(Entries provided):
----

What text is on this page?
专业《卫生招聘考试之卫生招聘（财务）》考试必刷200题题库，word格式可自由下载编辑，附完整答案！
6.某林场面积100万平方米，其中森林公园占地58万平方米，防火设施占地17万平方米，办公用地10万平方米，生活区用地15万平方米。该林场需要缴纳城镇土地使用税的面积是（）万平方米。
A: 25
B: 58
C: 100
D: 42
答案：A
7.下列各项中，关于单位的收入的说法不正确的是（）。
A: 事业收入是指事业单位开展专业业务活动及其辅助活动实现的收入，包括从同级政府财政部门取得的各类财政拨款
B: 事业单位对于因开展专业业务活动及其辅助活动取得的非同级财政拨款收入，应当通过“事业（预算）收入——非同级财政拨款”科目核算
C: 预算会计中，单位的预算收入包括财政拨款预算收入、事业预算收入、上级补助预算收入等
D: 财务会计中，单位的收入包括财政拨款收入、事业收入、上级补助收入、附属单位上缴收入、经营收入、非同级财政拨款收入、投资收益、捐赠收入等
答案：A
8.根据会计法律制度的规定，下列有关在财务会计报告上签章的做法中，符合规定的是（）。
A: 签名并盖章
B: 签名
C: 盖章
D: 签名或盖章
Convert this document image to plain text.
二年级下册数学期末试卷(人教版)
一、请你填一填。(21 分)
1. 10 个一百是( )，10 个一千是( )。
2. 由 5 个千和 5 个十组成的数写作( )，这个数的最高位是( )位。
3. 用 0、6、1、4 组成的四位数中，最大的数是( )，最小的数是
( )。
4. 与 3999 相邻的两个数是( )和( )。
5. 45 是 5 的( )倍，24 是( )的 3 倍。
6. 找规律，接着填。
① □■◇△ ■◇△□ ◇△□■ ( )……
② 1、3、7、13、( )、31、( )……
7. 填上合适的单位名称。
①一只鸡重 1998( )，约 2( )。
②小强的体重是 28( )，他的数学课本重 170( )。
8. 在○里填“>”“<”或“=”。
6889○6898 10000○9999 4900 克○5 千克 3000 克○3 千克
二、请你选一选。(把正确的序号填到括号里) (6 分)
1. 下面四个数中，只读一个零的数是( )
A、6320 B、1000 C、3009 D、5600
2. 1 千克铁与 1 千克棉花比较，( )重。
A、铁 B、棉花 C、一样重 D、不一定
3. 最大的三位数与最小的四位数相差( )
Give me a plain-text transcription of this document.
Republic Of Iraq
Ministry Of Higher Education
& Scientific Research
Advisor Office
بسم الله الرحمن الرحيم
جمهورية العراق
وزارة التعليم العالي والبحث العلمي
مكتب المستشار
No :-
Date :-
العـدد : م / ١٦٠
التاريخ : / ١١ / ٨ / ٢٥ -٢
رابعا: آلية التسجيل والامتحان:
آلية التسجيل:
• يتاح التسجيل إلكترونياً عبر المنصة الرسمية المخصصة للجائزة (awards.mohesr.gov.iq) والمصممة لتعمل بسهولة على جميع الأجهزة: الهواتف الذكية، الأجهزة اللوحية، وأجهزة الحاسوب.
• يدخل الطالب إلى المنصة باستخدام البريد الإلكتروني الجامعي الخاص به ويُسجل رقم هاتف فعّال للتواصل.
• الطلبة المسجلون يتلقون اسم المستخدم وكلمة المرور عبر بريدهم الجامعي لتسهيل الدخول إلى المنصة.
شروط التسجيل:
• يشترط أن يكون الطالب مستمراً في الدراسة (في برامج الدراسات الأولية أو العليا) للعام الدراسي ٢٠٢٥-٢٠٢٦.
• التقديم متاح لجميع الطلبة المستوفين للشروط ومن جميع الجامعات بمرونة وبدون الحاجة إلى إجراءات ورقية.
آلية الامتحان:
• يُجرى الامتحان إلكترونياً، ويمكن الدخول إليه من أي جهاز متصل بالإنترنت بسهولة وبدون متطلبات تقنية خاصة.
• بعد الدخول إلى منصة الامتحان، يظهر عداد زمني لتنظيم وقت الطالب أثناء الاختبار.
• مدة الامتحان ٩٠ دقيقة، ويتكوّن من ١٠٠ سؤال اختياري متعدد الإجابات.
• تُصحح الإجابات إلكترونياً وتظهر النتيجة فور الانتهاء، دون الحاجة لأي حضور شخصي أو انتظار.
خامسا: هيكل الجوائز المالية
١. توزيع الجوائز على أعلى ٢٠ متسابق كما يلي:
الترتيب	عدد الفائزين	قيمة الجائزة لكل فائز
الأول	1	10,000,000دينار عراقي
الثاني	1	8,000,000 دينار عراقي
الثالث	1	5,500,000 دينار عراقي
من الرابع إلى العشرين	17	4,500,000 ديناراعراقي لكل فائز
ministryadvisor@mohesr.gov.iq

----

(Work to be completed): From the entries above, select each line containing the string "وبدون".

(Response to the task):
• التقديم متاح لجميع الطلبة المستوفين للشروط ومن جميع الجامعات بمرونة وبدون الحاجة إلى إجراءات ورقية.
• يُجرى الامتحان إلكترونياً، ويمكن الدخول إليه من أي جهاز متصل بالإنترنت بسهولة وبدون متطلبات تقنية خاصة.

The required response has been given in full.